▶ Written request: All of the listing below must be repeated word for word. Pictures are the only thing to omit.

* BEGIN *

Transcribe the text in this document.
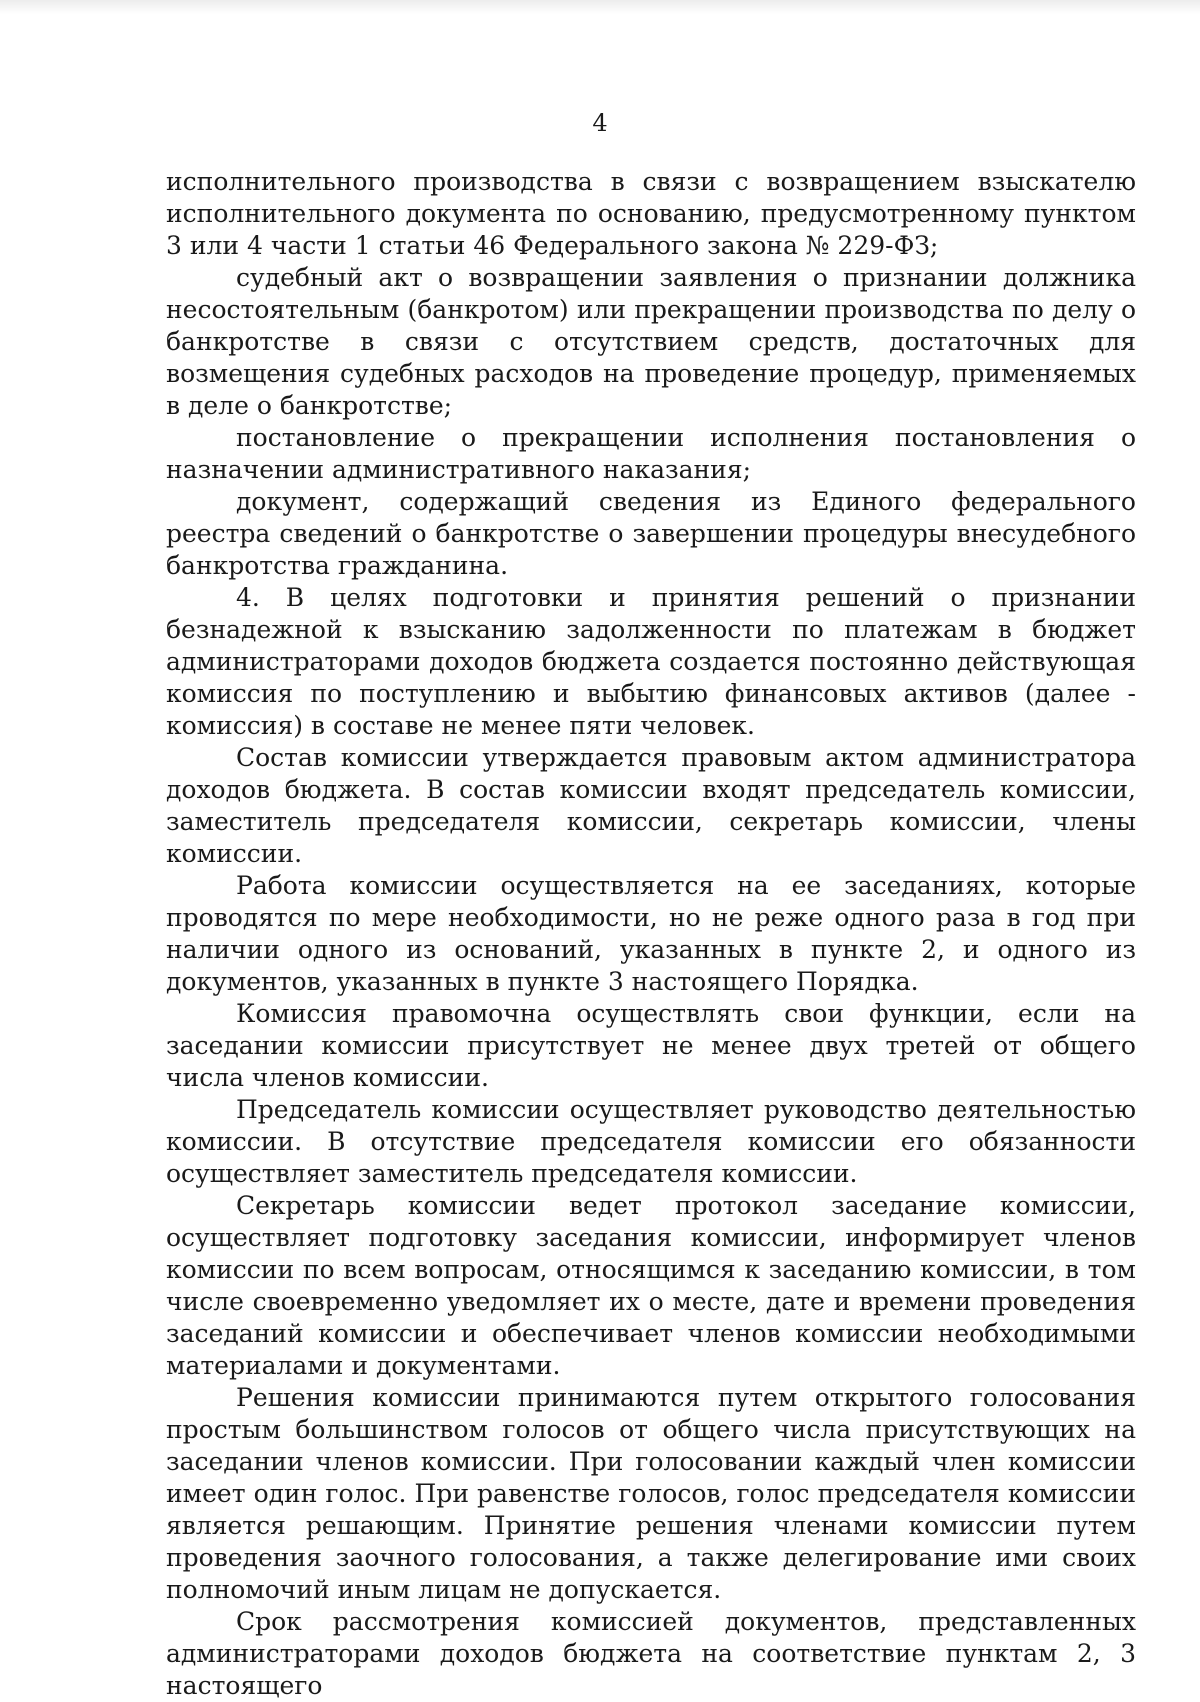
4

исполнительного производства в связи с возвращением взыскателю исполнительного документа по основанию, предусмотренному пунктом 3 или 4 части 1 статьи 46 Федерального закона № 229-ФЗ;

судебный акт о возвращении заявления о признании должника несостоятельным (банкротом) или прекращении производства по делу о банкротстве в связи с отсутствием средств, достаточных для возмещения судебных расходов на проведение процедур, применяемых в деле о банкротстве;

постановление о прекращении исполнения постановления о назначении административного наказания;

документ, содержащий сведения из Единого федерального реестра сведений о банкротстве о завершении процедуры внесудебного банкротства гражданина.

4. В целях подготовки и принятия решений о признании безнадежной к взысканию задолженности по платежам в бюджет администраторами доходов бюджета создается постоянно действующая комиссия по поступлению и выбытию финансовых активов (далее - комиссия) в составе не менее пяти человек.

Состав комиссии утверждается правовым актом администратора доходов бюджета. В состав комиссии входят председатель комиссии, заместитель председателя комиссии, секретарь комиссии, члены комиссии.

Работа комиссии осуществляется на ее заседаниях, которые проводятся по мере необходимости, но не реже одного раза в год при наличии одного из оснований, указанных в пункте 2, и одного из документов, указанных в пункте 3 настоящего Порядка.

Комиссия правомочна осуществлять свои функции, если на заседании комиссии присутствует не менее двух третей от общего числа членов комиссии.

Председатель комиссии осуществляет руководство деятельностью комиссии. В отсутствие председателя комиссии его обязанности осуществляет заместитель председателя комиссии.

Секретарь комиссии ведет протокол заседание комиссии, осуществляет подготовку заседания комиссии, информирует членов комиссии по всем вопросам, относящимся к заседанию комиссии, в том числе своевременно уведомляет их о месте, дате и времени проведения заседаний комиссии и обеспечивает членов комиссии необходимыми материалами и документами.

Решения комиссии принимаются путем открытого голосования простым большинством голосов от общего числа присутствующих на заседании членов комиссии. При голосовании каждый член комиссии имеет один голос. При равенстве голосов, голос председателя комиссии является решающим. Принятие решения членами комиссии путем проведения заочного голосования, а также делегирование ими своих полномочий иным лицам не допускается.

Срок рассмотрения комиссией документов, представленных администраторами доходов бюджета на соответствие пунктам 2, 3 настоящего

* END *

▶ Output of the exercise:
Transcribe the text in this document.
4

исполнительного производства в связи с возвращением взыскателю исполнительного документа по основанию, предусмотренному пунктом 3 или 4 части 1 статьи 46 Федерального закона № 229-ФЗ;

судебный акт о возвращении заявления о признании должника несостоятельным (банкротом) или прекращении производства по делу о банкротстве в связи с отсутствием средств, достаточных для возмещения судебных расходов на проведение процедур, применяемых в деле о банкротстве;

постановление о прекращении исполнения постановления о назначении административного наказания;

документ, содержащий сведения из Единого федерального реестра сведений о банкротстве о завершении процедуры внесудебного банкротства гражданина.

4. В целях подготовки и принятия решений о признании безнадежной к взысканию задолженности по платежам в бюджет администраторами доходов бюджета создается постоянно действующая комиссия по поступлению и выбытию финансовых активов (далее - комиссия) в составе не менее пяти человек.

Состав комиссии утверждается правовым актом администратора доходов бюджета. В состав комиссии входят председатель комиссии, заместитель председателя комиссии, секретарь комиссии, члены комиссии.

Работа комиссии осуществляется на ее заседаниях, которые проводятся по мере необходимости, но не реже одного раза в год при наличии одного из оснований, указанных в пункте 2, и одного из документов, указанных в пункте 3 настоящего Порядка.

Комиссия правомочна осуществлять свои функции, если на заседании комиссии присутствует не менее двух третей от общего числа членов комиссии.

Председатель комиссии осуществляет руководство деятельностью комиссии. В отсутствие председателя комиссии его обязанности осуществляет заместитель председателя комиссии.

Секретарь комиссии ведет протокол заседание комиссии, осуществляет подготовку заседания комиссии, информирует членов комиссии по всем вопросам, относящимся к заседанию комиссии, в том числе своевременно уведомляет их о месте, дате и времени проведения заседаний комиссии и обеспечивает членов комиссии необходимыми материалами и документами.

Решения комиссии принимаются путем открытого голосования простым большинством голосов от общего числа присутствующих на заседании членов комиссии. При голосовании каждый член комиссии имеет один голос. При равенстве голосов, голос председателя комиссии является решающим. Принятие решения членами комиссии путем проведения заочного голосования, а также делегирование ими своих полномочий иным лицам не допускается.

Срок рассмотрения комиссией документов, представленных администраторами доходов бюджета на соответствие пунктам 2, 3 настоящего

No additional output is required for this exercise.